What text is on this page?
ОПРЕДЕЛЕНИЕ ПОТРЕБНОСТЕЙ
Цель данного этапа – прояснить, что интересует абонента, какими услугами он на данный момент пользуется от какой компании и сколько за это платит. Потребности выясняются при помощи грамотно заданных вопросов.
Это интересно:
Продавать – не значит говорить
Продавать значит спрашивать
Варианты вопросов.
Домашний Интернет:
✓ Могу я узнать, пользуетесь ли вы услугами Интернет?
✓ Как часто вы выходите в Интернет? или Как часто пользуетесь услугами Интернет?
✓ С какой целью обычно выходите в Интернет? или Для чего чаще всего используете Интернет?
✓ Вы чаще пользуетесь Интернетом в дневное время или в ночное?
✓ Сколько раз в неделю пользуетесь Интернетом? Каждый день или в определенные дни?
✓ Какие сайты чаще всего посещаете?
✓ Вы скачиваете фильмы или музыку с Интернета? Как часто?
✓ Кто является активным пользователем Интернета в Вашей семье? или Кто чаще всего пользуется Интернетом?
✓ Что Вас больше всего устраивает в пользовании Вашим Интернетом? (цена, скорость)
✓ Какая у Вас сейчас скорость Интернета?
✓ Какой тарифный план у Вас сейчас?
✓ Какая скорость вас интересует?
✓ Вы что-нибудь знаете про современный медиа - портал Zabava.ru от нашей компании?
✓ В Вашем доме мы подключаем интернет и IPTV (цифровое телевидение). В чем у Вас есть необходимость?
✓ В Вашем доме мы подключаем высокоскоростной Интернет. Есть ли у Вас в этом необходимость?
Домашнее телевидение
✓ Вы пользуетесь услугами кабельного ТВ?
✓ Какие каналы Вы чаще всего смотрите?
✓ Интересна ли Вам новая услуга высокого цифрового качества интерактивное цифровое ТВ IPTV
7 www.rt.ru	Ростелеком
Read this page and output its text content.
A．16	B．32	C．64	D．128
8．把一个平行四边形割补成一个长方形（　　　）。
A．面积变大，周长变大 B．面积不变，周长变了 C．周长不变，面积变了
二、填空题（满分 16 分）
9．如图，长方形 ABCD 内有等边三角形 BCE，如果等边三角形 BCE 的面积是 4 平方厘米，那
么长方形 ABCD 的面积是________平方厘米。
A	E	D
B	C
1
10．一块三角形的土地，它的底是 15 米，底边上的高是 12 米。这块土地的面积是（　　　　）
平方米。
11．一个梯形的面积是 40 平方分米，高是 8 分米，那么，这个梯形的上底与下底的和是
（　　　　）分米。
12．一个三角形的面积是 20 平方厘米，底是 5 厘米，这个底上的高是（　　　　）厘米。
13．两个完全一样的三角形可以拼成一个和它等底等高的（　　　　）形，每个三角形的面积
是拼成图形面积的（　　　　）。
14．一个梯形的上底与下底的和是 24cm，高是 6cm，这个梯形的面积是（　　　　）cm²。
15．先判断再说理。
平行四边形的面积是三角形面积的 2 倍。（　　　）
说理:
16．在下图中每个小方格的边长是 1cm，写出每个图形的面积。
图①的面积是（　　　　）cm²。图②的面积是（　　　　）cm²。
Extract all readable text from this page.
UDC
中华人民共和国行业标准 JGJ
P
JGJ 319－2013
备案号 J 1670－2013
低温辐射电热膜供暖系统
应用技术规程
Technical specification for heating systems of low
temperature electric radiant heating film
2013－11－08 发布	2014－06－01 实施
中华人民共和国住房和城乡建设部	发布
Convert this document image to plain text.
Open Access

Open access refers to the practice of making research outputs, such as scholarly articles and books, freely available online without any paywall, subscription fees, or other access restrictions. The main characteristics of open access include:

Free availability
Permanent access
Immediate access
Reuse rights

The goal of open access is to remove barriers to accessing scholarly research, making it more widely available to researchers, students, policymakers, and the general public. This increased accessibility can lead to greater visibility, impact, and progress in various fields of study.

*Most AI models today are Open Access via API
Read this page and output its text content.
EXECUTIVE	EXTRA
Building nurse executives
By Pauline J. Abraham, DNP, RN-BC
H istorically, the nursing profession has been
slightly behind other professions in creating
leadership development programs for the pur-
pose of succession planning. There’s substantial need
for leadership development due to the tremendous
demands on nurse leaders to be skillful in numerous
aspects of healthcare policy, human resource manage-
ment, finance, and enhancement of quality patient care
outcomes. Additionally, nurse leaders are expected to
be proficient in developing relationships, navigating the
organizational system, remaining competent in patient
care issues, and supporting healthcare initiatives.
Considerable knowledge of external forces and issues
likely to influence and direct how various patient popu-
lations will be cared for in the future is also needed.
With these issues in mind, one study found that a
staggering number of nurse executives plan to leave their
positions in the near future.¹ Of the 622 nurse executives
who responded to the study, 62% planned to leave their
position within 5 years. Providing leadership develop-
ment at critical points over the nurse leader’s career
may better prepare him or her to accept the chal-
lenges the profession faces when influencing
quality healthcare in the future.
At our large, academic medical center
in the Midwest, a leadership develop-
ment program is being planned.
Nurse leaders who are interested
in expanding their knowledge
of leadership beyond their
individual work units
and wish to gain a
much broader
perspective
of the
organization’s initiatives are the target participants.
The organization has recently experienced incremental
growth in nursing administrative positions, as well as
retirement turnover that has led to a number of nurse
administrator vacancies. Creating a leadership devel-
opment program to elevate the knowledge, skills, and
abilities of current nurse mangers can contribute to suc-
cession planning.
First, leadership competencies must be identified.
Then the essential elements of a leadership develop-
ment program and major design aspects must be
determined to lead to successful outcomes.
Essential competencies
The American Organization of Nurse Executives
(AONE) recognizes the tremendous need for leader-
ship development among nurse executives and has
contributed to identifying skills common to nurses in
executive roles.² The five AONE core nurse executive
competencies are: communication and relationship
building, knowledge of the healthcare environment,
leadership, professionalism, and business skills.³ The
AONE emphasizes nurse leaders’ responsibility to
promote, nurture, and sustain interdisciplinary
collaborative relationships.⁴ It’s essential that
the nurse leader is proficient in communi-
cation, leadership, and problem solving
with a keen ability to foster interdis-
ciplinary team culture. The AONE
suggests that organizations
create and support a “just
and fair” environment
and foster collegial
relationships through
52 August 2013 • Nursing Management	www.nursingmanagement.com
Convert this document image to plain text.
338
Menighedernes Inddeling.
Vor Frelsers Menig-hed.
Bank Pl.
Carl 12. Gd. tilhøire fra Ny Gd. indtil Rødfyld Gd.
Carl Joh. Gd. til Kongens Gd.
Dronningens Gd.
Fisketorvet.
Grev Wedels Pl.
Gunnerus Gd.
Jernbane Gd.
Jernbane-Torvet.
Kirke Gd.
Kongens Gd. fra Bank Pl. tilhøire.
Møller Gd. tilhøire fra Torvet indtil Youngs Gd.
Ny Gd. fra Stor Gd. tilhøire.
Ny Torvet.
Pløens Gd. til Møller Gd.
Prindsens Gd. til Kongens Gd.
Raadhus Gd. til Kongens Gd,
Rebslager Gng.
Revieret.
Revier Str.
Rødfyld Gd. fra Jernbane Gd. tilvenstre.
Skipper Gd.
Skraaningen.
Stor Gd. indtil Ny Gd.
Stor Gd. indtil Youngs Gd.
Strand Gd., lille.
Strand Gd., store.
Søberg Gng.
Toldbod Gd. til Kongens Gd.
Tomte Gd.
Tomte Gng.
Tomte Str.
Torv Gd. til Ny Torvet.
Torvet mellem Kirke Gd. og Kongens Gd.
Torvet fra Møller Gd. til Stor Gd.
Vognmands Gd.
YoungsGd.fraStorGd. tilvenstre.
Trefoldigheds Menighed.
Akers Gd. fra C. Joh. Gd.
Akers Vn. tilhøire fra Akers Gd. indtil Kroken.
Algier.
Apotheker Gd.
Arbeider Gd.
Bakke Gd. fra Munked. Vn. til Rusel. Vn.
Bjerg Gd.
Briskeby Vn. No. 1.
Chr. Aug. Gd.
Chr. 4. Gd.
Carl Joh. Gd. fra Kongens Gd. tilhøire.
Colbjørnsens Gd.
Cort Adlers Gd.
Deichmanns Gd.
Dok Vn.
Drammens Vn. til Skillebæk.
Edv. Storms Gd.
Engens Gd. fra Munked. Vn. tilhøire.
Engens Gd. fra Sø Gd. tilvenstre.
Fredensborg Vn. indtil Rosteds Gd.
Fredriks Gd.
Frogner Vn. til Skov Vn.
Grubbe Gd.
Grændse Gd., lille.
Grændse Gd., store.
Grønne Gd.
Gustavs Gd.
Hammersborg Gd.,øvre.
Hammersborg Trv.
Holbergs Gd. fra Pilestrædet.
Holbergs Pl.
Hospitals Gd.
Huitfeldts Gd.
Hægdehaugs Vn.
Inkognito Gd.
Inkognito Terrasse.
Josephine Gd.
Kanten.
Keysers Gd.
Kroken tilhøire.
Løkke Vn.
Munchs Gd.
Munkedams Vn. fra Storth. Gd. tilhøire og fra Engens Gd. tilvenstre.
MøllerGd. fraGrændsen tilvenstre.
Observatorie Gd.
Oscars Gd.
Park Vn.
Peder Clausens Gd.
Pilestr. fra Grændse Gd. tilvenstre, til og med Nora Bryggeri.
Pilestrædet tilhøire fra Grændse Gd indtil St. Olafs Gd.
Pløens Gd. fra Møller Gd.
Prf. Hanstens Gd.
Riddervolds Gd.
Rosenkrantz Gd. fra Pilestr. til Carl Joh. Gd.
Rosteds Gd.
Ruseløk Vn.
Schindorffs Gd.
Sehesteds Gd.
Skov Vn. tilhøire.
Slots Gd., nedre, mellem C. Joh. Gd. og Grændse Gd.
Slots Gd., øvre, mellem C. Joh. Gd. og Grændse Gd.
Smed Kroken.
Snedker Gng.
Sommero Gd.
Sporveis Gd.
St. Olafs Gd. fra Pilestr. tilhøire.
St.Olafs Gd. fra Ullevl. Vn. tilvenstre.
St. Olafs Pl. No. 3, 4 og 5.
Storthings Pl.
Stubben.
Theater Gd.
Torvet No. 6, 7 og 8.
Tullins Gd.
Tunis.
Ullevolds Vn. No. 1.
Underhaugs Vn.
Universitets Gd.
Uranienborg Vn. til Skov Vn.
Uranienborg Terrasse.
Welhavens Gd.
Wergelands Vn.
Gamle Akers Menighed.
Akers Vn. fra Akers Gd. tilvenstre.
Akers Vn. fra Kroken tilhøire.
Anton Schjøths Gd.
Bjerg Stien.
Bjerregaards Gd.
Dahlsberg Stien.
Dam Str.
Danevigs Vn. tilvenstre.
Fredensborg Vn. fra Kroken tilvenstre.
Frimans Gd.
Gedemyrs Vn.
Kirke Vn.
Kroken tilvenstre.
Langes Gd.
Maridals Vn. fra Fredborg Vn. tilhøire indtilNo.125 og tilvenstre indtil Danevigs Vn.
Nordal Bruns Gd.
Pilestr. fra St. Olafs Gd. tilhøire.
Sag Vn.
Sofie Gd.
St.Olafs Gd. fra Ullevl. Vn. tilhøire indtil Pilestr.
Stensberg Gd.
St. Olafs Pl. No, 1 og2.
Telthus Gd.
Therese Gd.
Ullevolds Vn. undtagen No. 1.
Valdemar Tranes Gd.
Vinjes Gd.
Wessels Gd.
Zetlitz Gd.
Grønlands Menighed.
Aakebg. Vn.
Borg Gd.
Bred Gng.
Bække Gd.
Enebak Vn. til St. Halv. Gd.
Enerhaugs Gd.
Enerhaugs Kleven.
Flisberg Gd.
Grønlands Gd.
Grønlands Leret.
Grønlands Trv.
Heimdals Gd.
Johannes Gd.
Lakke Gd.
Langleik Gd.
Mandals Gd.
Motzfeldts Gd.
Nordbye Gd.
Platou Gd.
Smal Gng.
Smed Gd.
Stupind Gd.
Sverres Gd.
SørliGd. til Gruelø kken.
☆ ☆ ☆
__WHAT YOU HAVE TO DO__:
Copy out each line of the records where the string "интересует" appears.

__OUTPUT FOR THIS TASK__:
Цель данного этапа – прояснить, что интересует абонента, какими услугами он на данный момент пользуется от какой компании и сколько за это платит. Потребности выясняются при помощи грамотно заданных вопросов.
✓ Какая скорость вас интересует?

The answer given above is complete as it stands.